- _Aim of the task_: Transcribe the listing verbatim. Do not carry over any pictures.

- _Input_:
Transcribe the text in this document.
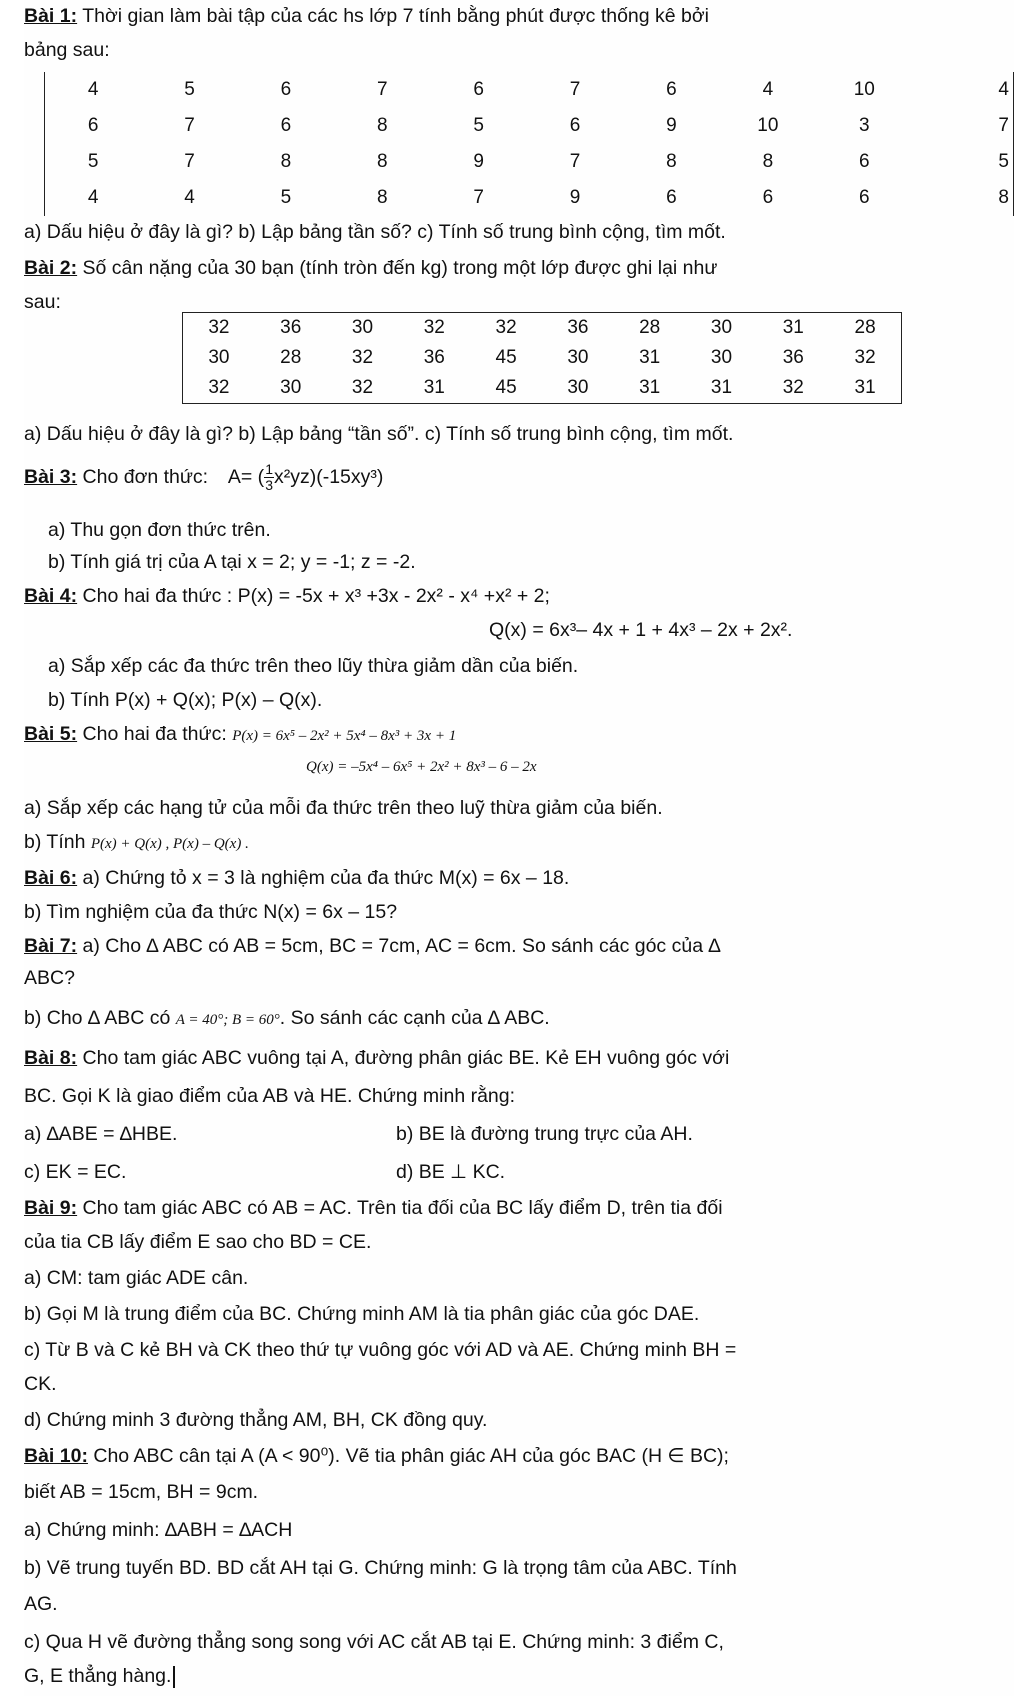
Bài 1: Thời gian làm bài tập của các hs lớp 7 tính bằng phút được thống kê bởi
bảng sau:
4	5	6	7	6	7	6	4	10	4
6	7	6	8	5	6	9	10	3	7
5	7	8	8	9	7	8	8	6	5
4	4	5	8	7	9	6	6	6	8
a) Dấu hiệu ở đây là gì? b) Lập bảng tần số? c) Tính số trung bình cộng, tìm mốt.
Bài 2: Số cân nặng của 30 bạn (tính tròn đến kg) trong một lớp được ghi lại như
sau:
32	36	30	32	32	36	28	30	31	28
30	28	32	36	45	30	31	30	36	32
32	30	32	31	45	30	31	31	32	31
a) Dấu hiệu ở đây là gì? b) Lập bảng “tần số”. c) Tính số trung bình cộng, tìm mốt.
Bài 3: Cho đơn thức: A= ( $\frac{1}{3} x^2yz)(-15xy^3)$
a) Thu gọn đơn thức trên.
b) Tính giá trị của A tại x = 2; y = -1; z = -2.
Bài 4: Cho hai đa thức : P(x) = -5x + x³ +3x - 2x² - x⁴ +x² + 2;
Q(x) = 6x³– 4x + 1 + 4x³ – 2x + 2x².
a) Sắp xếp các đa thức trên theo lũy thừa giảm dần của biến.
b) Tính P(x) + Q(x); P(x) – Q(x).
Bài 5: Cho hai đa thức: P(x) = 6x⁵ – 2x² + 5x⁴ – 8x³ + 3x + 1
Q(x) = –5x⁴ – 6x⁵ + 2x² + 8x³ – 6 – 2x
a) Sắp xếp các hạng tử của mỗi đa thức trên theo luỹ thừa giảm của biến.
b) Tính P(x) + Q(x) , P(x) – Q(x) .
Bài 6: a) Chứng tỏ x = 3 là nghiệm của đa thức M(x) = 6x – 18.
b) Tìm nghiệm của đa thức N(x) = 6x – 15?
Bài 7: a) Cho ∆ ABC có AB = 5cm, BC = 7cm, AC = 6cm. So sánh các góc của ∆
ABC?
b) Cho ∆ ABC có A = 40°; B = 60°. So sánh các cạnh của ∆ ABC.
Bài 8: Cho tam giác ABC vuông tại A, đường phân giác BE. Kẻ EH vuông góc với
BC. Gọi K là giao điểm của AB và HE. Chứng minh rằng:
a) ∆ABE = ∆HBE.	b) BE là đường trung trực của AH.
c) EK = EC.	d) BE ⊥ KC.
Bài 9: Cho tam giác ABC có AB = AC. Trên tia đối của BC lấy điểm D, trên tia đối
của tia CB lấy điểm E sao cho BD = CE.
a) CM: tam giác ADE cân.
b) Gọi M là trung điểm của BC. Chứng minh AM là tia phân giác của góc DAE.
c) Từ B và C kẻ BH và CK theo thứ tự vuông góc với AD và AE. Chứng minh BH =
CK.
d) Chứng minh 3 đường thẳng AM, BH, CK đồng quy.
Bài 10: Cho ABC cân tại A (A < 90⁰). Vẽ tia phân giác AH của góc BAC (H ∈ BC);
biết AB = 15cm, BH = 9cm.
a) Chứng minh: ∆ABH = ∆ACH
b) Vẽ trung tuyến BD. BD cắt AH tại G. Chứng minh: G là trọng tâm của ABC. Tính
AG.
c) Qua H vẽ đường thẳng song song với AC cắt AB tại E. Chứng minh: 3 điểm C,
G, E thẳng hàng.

- _Result of the exercise_:
Transcribe the text in this document.
Bài 1: Thời gian làm bài tập của các hs lớp 7 tính bằng phút được thống kê bởi
bảng sau:
4	5	6	7	6	7	6	4	10	4
6	7	6	8	5	6	9	10	3	7
5	7	8	8	9	7	8	8	6	5
4	4	5	8	7	9	6	6	6	8
a) Dấu hiệu ở đây là gì? b) Lập bảng tần số? c) Tính số trung bình cộng, tìm mốt.
Bài 2: Số cân nặng của 30 bạn (tính tròn đến kg) trong một lớp được ghi lại như
sau:
32	36	30	32	32	36	28	30	31	28
30	28	32	36	45	30	31	30	36	32
32	30	32	31	45	30	31	31	32	31
a) Dấu hiệu ở đây là gì? b) Lập bảng “tần số”. c) Tính số trung bình cộng, tìm mốt.
Bài 3: Cho đơn thức: A= ( $\frac{1}{3} x^2yz)(-15xy^3)$
a) Thu gọn đơn thức trên.
b) Tính giá trị của A tại x = 2; y = -1; z = -2.
Bài 4: Cho hai đa thức : P(x) = -5x + x³ +3x - 2x² - x⁴ +x² + 2;
Q(x) = 6x³– 4x + 1 + 4x³ – 2x + 2x².
a) Sắp xếp các đa thức trên theo lũy thừa giảm dần của biến.
b) Tính P(x) + Q(x); P(x) – Q(x).
Bài 5: Cho hai đa thức: P(x) = 6x⁵ – 2x² + 5x⁴ – 8x³ + 3x + 1
Q(x) = –5x⁴ – 6x⁵ + 2x² + 8x³ – 6 – 2x
a) Sắp xếp các hạng tử của mỗi đa thức trên theo luỹ thừa giảm của biến.
b) Tính P(x) + Q(x) , P(x) – Q(x) .
Bài 6: a) Chứng tỏ x = 3 là nghiệm của đa thức M(x) = 6x – 18.
b) Tìm nghiệm của đa thức N(x) = 6x – 15?
Bài 7: a) Cho ∆ ABC có AB = 5cm, BC = 7cm, AC = 6cm. So sánh các góc của ∆
ABC?
b) Cho ∆ ABC có A = 40°; B = 60°. So sánh các cạnh của ∆ ABC.
Bài 8: Cho tam giác ABC vuông tại A, đường phân giác BE. Kẻ EH vuông góc với
BC. Gọi K là giao điểm của AB và HE. Chứng minh rằng:
a) ∆ABE = ∆HBE.	b) BE là đường trung trực của AH.
c) EK = EC.	d) BE ⊥ KC.
Bài 9: Cho tam giác ABC có AB = AC. Trên tia đối của BC lấy điểm D, trên tia đối
của tia CB lấy điểm E sao cho BD = CE.
a) CM: tam giác ADE cân.
b) Gọi M là trung điểm của BC. Chứng minh AM là tia phân giác của góc DAE.
c) Từ B và C kẻ BH và CK theo thứ tự vuông góc với AD và AE. Chứng minh BH =
CK.
d) Chứng minh 3 đường thẳng AM, BH, CK đồng quy.
Bài 10: Cho ABC cân tại A (A < 90⁰). Vẽ tia phân giác AH của góc BAC (H ∈ BC);
biết AB = 15cm, BH = 9cm.
a) Chứng minh: ∆ABH = ∆ACH
b) Vẽ trung tuyến BD. BD cắt AH tại G. Chứng minh: G là trọng tâm của ABC. Tính
AG.
c) Qua H vẽ đường thẳng song song với AC cắt AB tại E. Chứng minh: 3 điểm C,
G, E thẳng hàng.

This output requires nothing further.